● THE REQUEST: State how many lines in the listing below include the word "расчет". Give nothing but the number.

● Source records:

========================================================================

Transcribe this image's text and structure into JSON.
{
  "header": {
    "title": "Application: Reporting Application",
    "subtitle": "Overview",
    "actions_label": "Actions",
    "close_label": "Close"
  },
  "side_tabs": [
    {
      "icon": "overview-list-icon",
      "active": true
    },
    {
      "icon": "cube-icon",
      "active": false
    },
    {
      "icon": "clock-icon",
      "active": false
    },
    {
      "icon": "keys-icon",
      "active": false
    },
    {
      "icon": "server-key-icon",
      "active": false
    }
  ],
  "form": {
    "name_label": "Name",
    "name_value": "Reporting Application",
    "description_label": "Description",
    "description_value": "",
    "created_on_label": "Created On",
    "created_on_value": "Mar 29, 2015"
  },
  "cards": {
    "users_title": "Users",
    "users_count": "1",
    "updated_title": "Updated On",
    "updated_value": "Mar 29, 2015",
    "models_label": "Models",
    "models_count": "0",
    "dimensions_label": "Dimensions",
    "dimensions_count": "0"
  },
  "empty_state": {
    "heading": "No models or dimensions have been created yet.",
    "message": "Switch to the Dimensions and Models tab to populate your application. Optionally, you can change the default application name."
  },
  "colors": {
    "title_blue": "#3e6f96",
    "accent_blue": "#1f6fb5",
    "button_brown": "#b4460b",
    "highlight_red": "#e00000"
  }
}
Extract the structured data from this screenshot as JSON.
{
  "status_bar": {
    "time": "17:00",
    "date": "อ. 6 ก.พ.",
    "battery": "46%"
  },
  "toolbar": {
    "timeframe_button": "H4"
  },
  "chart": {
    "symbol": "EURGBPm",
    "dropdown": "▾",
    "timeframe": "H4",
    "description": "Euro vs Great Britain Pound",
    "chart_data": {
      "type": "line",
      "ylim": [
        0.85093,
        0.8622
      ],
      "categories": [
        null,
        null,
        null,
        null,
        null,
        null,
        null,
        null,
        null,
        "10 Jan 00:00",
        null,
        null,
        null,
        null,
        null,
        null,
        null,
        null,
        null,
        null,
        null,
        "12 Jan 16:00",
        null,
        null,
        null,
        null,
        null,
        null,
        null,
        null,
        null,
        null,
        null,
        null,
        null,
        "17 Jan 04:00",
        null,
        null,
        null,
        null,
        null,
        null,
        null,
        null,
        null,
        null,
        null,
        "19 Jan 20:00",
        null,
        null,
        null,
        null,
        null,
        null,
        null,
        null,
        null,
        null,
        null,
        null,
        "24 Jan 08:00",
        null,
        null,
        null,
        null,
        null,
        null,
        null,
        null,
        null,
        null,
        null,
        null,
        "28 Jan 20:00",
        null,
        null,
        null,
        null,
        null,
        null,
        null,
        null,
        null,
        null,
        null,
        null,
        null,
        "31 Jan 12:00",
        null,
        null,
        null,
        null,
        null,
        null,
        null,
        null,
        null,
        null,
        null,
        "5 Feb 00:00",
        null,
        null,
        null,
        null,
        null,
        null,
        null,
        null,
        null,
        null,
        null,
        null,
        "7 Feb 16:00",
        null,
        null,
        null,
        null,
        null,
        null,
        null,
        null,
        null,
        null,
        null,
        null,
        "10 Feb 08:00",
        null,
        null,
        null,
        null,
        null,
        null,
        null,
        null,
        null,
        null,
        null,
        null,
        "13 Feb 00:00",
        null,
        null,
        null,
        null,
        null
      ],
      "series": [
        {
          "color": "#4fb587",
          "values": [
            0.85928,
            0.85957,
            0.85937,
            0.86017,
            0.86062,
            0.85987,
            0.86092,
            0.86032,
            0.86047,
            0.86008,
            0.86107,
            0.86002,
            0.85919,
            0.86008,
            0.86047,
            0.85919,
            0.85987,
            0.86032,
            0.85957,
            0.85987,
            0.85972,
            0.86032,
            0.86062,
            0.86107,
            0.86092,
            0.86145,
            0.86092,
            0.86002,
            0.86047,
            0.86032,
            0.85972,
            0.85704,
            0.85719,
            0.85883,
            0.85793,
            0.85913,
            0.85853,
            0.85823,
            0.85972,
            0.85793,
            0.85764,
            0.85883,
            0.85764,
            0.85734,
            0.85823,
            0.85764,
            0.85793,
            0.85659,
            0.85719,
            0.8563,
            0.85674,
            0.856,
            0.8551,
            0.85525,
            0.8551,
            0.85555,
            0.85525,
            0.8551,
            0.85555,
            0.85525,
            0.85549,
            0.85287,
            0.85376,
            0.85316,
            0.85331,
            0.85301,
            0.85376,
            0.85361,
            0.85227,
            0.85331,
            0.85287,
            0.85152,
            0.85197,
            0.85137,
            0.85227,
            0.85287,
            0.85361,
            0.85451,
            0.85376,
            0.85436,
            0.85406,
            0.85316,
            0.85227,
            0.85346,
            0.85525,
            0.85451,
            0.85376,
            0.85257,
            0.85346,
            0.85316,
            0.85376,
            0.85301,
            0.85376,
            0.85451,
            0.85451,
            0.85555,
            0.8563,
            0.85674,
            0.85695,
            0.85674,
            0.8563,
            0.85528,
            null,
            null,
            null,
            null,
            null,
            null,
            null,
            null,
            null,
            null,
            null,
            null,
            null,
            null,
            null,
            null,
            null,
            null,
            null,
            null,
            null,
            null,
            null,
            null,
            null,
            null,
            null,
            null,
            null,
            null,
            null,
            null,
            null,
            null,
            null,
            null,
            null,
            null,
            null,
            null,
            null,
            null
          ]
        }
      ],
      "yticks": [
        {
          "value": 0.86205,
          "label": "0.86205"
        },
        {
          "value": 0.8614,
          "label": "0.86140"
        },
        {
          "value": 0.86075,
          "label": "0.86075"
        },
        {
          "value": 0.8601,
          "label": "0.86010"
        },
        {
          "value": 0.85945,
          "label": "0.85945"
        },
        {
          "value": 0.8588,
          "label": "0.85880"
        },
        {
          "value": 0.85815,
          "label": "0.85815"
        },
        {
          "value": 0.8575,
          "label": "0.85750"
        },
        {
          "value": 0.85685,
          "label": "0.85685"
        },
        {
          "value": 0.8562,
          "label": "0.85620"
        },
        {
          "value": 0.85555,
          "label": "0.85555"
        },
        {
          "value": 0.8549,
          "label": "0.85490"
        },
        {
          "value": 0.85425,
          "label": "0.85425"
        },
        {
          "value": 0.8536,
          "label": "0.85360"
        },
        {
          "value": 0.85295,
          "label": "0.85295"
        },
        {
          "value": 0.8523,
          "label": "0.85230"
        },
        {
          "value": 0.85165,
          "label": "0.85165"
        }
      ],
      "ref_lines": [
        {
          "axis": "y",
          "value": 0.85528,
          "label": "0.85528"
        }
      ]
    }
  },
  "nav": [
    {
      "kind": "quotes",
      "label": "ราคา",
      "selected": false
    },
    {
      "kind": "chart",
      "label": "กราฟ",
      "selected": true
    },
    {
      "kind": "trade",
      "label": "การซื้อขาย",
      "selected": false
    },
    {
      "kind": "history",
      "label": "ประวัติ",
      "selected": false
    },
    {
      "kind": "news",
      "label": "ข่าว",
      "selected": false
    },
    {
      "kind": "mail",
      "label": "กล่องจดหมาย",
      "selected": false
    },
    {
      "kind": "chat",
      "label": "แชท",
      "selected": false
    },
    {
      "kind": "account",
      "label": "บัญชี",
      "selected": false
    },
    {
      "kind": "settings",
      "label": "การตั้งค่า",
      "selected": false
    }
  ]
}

========================================================================

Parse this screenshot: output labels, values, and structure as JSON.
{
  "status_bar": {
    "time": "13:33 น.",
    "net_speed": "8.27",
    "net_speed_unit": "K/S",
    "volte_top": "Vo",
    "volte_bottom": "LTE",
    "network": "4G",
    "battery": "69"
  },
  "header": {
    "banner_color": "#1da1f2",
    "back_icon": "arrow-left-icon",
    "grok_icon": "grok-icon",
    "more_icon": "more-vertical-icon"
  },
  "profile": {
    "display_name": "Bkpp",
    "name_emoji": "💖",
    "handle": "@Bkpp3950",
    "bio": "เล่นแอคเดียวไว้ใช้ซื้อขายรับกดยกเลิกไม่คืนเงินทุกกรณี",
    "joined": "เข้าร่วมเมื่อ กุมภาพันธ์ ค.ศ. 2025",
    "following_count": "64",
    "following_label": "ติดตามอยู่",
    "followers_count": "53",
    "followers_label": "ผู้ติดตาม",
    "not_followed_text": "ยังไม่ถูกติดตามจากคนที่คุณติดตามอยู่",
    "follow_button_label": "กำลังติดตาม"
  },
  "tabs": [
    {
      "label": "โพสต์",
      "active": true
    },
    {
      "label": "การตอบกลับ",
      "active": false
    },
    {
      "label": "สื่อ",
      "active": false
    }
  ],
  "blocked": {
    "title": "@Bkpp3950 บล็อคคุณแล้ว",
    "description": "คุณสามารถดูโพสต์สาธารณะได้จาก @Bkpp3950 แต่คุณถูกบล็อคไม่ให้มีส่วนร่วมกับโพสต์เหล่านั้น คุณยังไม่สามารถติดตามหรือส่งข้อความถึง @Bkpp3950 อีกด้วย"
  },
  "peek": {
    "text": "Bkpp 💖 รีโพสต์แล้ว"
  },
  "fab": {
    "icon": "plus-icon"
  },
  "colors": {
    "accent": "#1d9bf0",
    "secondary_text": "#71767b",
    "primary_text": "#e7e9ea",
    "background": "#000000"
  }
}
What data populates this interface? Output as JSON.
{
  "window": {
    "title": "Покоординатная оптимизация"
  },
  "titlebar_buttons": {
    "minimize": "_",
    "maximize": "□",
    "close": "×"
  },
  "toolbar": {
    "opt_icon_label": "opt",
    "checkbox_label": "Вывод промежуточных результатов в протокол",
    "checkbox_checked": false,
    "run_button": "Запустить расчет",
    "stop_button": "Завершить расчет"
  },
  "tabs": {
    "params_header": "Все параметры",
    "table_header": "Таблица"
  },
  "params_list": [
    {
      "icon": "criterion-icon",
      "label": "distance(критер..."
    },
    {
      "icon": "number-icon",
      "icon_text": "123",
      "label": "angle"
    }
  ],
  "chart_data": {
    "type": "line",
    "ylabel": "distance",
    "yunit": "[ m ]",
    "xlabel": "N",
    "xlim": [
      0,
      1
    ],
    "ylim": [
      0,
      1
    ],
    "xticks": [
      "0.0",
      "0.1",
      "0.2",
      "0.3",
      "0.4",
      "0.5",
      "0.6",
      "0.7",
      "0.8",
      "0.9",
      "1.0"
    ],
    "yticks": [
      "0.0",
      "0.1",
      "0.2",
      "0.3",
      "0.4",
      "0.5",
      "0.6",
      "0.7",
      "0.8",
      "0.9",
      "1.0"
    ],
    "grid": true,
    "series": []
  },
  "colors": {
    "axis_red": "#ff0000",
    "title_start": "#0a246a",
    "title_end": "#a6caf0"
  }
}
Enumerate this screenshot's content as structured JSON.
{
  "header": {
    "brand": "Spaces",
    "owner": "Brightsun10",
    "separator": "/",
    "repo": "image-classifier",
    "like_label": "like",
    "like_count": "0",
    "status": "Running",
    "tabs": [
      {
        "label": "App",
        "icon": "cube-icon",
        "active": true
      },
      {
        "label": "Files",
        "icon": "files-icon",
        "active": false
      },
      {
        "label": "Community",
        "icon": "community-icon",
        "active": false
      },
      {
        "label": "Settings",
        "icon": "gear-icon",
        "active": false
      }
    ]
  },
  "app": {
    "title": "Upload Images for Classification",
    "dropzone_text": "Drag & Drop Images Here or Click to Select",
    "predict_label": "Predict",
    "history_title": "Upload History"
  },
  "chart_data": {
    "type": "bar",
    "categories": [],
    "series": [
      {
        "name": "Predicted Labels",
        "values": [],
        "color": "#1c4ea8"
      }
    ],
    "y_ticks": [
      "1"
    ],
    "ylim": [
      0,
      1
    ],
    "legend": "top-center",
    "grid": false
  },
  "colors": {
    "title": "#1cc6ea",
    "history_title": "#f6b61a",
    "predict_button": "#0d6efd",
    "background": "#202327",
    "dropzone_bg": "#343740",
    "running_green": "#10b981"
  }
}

========================================================================

● THE ANSWER: 2